Goal: Make an exact copy of all the entries, but do not reproduce the pictures.

+ + + +

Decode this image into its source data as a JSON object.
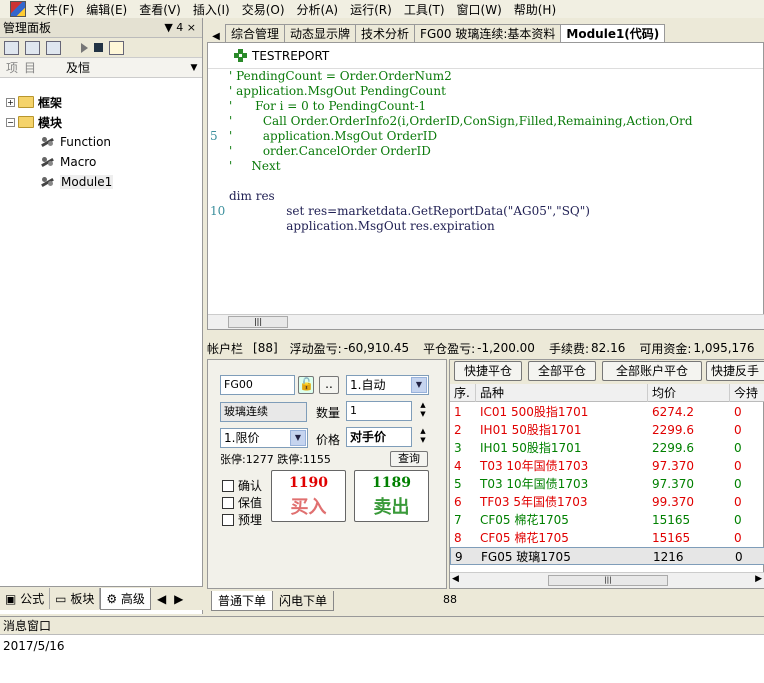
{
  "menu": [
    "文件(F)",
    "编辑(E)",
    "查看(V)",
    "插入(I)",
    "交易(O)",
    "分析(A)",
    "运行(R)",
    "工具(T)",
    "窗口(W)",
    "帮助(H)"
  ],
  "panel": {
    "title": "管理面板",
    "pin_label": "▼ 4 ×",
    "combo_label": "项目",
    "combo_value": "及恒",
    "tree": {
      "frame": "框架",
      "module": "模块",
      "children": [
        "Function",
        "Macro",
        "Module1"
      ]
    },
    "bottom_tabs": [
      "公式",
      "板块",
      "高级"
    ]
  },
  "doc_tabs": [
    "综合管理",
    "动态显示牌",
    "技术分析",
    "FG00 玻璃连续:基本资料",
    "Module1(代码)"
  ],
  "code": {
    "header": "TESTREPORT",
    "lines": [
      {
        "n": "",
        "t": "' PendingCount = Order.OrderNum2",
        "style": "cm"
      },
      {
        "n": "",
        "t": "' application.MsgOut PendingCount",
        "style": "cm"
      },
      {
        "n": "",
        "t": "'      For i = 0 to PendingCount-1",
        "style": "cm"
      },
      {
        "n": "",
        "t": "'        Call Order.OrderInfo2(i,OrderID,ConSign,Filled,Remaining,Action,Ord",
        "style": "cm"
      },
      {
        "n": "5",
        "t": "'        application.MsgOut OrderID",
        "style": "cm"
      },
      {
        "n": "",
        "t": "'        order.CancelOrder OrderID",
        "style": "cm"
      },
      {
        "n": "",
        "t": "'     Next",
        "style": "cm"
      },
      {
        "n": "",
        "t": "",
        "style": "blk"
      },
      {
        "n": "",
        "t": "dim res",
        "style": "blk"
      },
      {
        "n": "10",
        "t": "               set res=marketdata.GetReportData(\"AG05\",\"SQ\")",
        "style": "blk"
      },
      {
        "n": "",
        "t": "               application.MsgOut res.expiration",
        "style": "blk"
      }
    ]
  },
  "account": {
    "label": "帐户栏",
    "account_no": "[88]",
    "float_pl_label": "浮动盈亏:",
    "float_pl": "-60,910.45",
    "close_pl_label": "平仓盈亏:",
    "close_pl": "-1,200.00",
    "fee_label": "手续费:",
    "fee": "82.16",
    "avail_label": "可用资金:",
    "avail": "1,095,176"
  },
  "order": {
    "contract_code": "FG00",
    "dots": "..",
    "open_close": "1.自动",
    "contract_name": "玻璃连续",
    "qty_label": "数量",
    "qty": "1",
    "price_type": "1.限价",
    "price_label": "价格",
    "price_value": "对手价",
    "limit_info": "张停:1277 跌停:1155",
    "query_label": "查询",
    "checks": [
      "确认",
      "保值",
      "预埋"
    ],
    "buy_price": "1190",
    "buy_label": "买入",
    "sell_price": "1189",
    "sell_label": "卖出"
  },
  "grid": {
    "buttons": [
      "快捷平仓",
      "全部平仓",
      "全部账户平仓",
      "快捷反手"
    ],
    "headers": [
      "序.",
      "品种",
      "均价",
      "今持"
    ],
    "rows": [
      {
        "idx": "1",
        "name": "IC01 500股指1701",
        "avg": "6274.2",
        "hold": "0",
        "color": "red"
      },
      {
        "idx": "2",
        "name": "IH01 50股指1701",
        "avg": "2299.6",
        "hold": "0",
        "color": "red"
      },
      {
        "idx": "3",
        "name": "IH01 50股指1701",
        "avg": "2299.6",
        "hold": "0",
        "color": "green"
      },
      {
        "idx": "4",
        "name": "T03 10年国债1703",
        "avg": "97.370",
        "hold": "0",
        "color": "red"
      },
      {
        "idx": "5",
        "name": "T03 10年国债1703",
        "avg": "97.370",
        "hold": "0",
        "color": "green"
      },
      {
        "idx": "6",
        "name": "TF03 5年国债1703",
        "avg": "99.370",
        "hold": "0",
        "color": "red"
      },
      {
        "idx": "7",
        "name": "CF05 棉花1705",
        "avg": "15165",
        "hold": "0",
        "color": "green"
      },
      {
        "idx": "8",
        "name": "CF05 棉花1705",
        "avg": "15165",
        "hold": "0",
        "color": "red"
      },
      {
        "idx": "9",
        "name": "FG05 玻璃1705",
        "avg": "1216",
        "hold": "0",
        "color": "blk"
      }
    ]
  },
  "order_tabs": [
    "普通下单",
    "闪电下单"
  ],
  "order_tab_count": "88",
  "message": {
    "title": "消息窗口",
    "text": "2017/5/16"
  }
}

+ + + +

Right answer:
Decode this image into its source data as a JSON object.
{
  "menu": [
    "文件(F)",
    "编辑(E)",
    "查看(V)",
    "插入(I)",
    "交易(O)",
    "分析(A)",
    "运行(R)",
    "工具(T)",
    "窗口(W)",
    "帮助(H)"
  ],
  "panel": {
    "title": "管理面板",
    "pin_label": "▼ 4 ×",
    "combo_label": "项目",
    "combo_value": "及恒",
    "tree": {
      "frame": "框架",
      "module": "模块",
      "children": [
        "Function",
        "Macro",
        "Module1"
      ]
    },
    "bottom_tabs": [
      "公式",
      "板块",
      "高级"
    ]
  },
  "doc_tabs": [
    "综合管理",
    "动态显示牌",
    "技术分析",
    "FG00 玻璃连续:基本资料",
    "Module1(代码)"
  ],
  "code": {
    "header": "TESTREPORT",
    "lines": [
      {
        "n": "",
        "t": "' PendingCount = Order.OrderNum2",
        "style": "cm"
      },
      {
        "n": "",
        "t": "' application.MsgOut PendingCount",
        "style": "cm"
      },
      {
        "n": "",
        "t": "'      For i = 0 to PendingCount-1",
        "style": "cm"
      },
      {
        "n": "",
        "t": "'        Call Order.OrderInfo2(i,OrderID,ConSign,Filled,Remaining,Action,Ord",
        "style": "cm"
      },
      {
        "n": "5",
        "t": "'        application.MsgOut OrderID",
        "style": "cm"
      },
      {
        "n": "",
        "t": "'        order.CancelOrder OrderID",
        "style": "cm"
      },
      {
        "n": "",
        "t": "'     Next",
        "style": "cm"
      },
      {
        "n": "",
        "t": "",
        "style": "blk"
      },
      {
        "n": "",
        "t": "dim res",
        "style": "blk"
      },
      {
        "n": "10",
        "t": "               set res=marketdata.GetReportData(\"AG05\",\"SQ\")",
        "style": "blk"
      },
      {
        "n": "",
        "t": "               application.MsgOut res.expiration",
        "style": "blk"
      }
    ]
  },
  "account": {
    "label": "帐户栏",
    "account_no": "[88]",
    "float_pl_label": "浮动盈亏:",
    "float_pl": "-60,910.45",
    "close_pl_label": "平仓盈亏:",
    "close_pl": "-1,200.00",
    "fee_label": "手续费:",
    "fee": "82.16",
    "avail_label": "可用资金:",
    "avail": "1,095,176"
  },
  "order": {
    "contract_code": "FG00",
    "dots": "..",
    "open_close": "1.自动",
    "contract_name": "玻璃连续",
    "qty_label": "数量",
    "qty": "1",
    "price_type": "1.限价",
    "price_label": "价格",
    "price_value": "对手价",
    "limit_info": "张停:1277 跌停:1155",
    "query_label": "查询",
    "checks": [
      "确认",
      "保值",
      "预埋"
    ],
    "buy_price": "1190",
    "buy_label": "买入",
    "sell_price": "1189",
    "sell_label": "卖出"
  },
  "grid": {
    "buttons": [
      "快捷平仓",
      "全部平仓",
      "全部账户平仓",
      "快捷反手"
    ],
    "headers": [
      "序.",
      "品种",
      "均价",
      "今持"
    ],
    "rows": [
      {
        "idx": "1",
        "name": "IC01 500股指1701",
        "avg": "6274.2",
        "hold": "0",
        "color": "red"
      },
      {
        "idx": "2",
        "name": "IH01 50股指1701",
        "avg": "2299.6",
        "hold": "0",
        "color": "red"
      },
      {
        "idx": "3",
        "name": "IH01 50股指1701",
        "avg": "2299.6",
        "hold": "0",
        "color": "green"
      },
      {
        "idx": "4",
        "name": "T03 10年国债1703",
        "avg": "97.370",
        "hold": "0",
        "color": "red"
      },
      {
        "idx": "5",
        "name": "T03 10年国债1703",
        "avg": "97.370",
        "hold": "0",
        "color": "green"
      },
      {
        "idx": "6",
        "name": "TF03 5年国债1703",
        "avg": "99.370",
        "hold": "0",
        "color": "red"
      },
      {
        "idx": "7",
        "name": "CF05 棉花1705",
        "avg": "15165",
        "hold": "0",
        "color": "green"
      },
      {
        "idx": "8",
        "name": "CF05 棉花1705",
        "avg": "15165",
        "hold": "0",
        "color": "red"
      },
      {
        "idx": "9",
        "name": "FG05 玻璃1705",
        "avg": "1216",
        "hold": "0",
        "color": "blk"
      }
    ]
  },
  "order_tabs": [
    "普通下单",
    "闪电下单"
  ],
  "order_tab_count": "88",
  "message": {
    "title": "消息窗口",
    "text": "2017/5/16"
  }
}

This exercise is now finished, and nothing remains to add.